*** Opening of EXTRACTED MATERIAL ***
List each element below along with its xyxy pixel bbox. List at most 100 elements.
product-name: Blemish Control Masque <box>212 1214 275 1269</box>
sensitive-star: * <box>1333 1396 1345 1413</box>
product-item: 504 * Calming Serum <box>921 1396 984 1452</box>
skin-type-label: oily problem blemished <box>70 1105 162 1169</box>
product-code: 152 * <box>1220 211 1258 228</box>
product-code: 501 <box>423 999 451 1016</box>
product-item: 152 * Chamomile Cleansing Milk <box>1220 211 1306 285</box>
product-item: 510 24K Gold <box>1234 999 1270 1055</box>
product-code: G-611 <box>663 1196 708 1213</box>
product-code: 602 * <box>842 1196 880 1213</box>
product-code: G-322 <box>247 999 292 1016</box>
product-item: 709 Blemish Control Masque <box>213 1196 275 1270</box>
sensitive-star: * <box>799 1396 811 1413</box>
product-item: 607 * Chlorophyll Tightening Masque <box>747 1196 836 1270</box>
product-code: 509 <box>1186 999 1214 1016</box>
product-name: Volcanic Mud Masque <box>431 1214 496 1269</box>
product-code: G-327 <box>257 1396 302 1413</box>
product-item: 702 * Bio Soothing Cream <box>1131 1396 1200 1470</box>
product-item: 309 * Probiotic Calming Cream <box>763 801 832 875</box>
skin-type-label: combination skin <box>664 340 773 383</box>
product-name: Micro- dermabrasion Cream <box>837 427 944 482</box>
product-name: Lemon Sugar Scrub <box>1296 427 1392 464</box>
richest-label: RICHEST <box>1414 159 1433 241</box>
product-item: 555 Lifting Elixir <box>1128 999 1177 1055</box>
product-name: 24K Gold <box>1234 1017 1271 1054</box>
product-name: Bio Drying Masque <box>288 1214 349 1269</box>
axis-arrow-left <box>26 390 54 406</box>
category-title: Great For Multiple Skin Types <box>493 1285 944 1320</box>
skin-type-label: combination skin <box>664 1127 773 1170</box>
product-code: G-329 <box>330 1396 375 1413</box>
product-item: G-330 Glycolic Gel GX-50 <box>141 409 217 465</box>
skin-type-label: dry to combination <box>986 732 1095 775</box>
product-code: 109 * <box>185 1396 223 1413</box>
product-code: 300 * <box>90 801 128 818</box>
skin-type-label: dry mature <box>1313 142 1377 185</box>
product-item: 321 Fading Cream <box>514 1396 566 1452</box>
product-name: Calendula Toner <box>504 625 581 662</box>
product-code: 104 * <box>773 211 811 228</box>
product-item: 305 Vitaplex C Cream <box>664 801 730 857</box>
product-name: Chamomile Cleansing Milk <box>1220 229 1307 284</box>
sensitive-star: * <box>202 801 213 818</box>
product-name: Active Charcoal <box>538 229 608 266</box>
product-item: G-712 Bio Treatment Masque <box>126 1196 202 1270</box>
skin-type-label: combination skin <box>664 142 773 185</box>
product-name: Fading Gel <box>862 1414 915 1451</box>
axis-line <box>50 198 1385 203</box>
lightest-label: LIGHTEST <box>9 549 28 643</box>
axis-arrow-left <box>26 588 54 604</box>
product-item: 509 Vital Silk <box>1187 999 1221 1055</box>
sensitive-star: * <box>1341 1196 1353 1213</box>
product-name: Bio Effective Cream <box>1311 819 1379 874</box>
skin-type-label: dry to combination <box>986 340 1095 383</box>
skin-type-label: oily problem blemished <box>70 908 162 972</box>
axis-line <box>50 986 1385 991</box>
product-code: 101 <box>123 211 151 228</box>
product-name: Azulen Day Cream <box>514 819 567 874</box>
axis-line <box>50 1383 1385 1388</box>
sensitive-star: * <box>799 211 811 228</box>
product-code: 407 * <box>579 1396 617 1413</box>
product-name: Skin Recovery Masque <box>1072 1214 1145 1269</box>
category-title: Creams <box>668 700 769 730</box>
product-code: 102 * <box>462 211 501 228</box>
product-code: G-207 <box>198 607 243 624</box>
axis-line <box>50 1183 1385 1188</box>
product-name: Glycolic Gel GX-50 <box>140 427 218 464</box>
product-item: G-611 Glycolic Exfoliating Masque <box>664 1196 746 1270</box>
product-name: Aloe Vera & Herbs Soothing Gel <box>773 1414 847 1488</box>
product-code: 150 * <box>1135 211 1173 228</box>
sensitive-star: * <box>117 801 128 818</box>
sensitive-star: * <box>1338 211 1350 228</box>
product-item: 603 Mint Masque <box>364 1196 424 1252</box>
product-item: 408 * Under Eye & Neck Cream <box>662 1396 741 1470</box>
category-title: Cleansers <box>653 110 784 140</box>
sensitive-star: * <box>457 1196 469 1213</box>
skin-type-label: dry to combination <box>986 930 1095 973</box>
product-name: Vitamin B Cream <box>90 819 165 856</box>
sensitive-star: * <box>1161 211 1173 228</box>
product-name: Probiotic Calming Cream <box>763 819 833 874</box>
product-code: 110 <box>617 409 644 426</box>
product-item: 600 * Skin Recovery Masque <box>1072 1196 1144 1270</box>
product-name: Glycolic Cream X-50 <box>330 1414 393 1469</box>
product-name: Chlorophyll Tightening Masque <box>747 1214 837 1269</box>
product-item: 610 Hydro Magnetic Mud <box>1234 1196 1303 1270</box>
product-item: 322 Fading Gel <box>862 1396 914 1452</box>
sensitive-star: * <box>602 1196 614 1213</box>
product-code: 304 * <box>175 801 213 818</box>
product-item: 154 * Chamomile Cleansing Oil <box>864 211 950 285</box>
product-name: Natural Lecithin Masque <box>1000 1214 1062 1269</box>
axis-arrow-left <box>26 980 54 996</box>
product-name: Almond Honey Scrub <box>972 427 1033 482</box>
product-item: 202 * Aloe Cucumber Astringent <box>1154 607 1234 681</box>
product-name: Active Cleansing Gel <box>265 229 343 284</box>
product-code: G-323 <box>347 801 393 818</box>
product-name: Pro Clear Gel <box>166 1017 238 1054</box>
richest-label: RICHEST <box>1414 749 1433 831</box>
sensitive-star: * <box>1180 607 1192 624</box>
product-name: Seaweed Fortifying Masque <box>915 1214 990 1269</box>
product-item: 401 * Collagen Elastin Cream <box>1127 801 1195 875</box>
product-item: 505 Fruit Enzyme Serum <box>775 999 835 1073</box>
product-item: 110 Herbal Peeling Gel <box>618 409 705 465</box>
*** Close of EXTRACTED MATERIAL ***
WORK REQUIRED: Transcribe each record exactly as it is written above.

ANSWER SECTION:
List each element below along with its xyxy pixel bbox. List at most 100 elements.
product-name: Blemish Control Masque <box>212 1214 275 1269</box>
sensitive-star: * <box>1333 1396 1345 1413</box>
product-item: 504 * Calming Serum <box>921 1396 984 1452</box>
skin-type-label: oily problem blemished <box>70 1105 162 1169</box>
product-code: 152 * <box>1220 211 1258 228</box>
product-code: 501 <box>423 999 451 1016</box>
product-item: 152 * Chamomile Cleansing Milk <box>1220 211 1306 285</box>
product-item: 510 24K Gold <box>1234 999 1270 1055</box>
product-code: G-611 <box>663 1196 708 1213</box>
product-code: 602 * <box>842 1196 880 1213</box>
product-code: G-322 <box>247 999 292 1016</box>
product-item: 709 Blemish Control Masque <box>213 1196 275 1270</box>
sensitive-star: * <box>799 1396 811 1413</box>
product-item: 607 * Chlorophyll Tightening Masque <box>747 1196 836 1270</box>
product-code: 509 <box>1186 999 1214 1016</box>
product-name: Volcanic Mud Masque <box>431 1214 496 1269</box>
product-code: G-327 <box>257 1396 302 1413</box>
product-item: 702 * Bio Soothing Cream <box>1131 1396 1200 1470</box>
product-item: 309 * Probiotic Calming Cream <box>763 801 832 875</box>
skin-type-label: combination skin <box>664 340 773 383</box>
product-name: Micro- dermabrasion Cream <box>837 427 944 482</box>
product-name: Lemon Sugar Scrub <box>1296 427 1392 464</box>
richest-label: RICHEST <box>1414 159 1433 241</box>
product-item: 555 Lifting Elixir <box>1128 999 1177 1055</box>
product-name: 24K Gold <box>1234 1017 1271 1054</box>
product-name: Bio Drying Masque <box>288 1214 349 1269</box>
axis-arrow-left <box>26 390 54 406</box>
category-title: Great For Multiple Skin Types <box>493 1285 944 1320</box>
skin-type-label: combination skin <box>664 1127 773 1170</box>
product-code: G-329 <box>330 1396 375 1413</box>
product-item: G-330 Glycolic Gel GX-50 <box>141 409 217 465</box>
skin-type-label: dry to combination <box>986 732 1095 775</box>
product-code: 109 * <box>185 1396 223 1413</box>
product-code: 300 * <box>90 801 128 818</box>
skin-type-label: dry mature <box>1313 142 1377 185</box>
product-item: 321 Fading Cream <box>514 1396 566 1452</box>
product-name: Calendula Toner <box>504 625 581 662</box>
product-code: 104 * <box>773 211 811 228</box>
product-item: 305 Vitaplex C Cream <box>664 801 730 857</box>
product-name: Chamomile Cleansing Milk <box>1220 229 1307 284</box>
sensitive-star: * <box>202 801 213 818</box>
product-name: Active Charcoal <box>538 229 608 266</box>
product-item: G-712 Bio Treatment Masque <box>126 1196 202 1270</box>
skin-type-label: combination skin <box>664 142 773 185</box>
product-name: Fading Gel <box>862 1414 915 1451</box>
axis-line <box>50 198 1385 203</box>
lightest-label: LIGHTEST <box>9 549 28 643</box>
axis-arrow-left <box>26 588 54 604</box>
product-item: 509 Vital Silk <box>1187 999 1221 1055</box>
sensitive-star: * <box>1341 1196 1353 1213</box>
product-name: Bio Effective Cream <box>1311 819 1379 874</box>
skin-type-label: dry to combination <box>986 340 1095 383</box>
skin-type-label: oily problem blemished <box>70 908 162 972</box>
axis-line <box>50 986 1385 991</box>
product-code: 101 <box>123 211 151 228</box>
product-name: Azulen Day Cream <box>514 819 567 874</box>
axis-line <box>50 1383 1385 1388</box>
sensitive-star: * <box>799 211 811 228</box>
product-code: 407 * <box>579 1396 617 1413</box>
product-name: Skin Recovery Masque <box>1072 1214 1145 1269</box>
category-title: Creams <box>668 700 769 730</box>
product-code: 102 * <box>462 211 501 228</box>
product-code: G-207 <box>198 607 243 624</box>
axis-line <box>50 1183 1385 1188</box>
product-name: Glycolic Gel GX-50 <box>140 427 218 464</box>
product-item: G-611 Glycolic Exfoliating Masque <box>664 1196 746 1270</box>
product-name: Aloe Vera & Herbs Soothing Gel <box>773 1414 847 1488</box>
product-code: 150 * <box>1135 211 1173 228</box>
sensitive-star: * <box>117 801 128 818</box>
sensitive-star: * <box>1338 211 1350 228</box>
product-item: 603 Mint Masque <box>364 1196 424 1252</box>
product-item: 408 * Under Eye & Neck Cream <box>662 1396 741 1470</box>
category-title: Cleansers <box>653 110 784 140</box>
sensitive-star: * <box>457 1196 469 1213</box>
skin-type-label: dry to combination <box>986 930 1095 973</box>
product-name: Vitamin B Cream <box>90 819 165 856</box>
sensitive-star: * <box>1161 211 1173 228</box>
product-name: Probiotic Calming Cream <box>763 819 833 874</box>
product-code: 110 <box>617 409 644 426</box>
product-item: 600 * Skin Recovery Masque <box>1072 1196 1144 1270</box>
product-name: Glycolic Cream X-50 <box>330 1414 393 1469</box>
product-name: Chlorophyll Tightening Masque <box>747 1214 837 1269</box>
product-item: 610 Hydro Magnetic Mud <box>1234 1196 1303 1270</box>
product-item: 322 Fading Gel <box>862 1396 914 1452</box>
sensitive-star: * <box>602 1196 614 1213</box>
product-code: 304 * <box>175 801 213 818</box>
product-item: 154 * Chamomile Cleansing Oil <box>864 211 950 285</box>
product-name: Natural Lecithin Masque <box>1000 1214 1062 1269</box>
axis-arrow-left <box>26 980 54 996</box>
product-name: Almond Honey Scrub <box>972 427 1033 482</box>
product-item: 202 * Aloe Cucumber Astringent <box>1154 607 1234 681</box>
product-name: Active Cleansing Gel <box>265 229 343 284</box>
product-code: G-323 <box>347 801 393 818</box>
product-name: Pro Clear Gel <box>166 1017 238 1054</box>
richest-label: RICHEST <box>1414 749 1433 831</box>
sensitive-star: * <box>1180 607 1192 624</box>
product-name: Seaweed Fortifying Masque <box>915 1214 990 1269</box>
product-item: 401 * Collagen Elastin Cream <box>1127 801 1195 875</box>
product-item: 505 Fruit Enzyme Serum <box>775 999 835 1073</box>
product-item: 110 Herbal Peeling Gel <box>618 409 705 465</box>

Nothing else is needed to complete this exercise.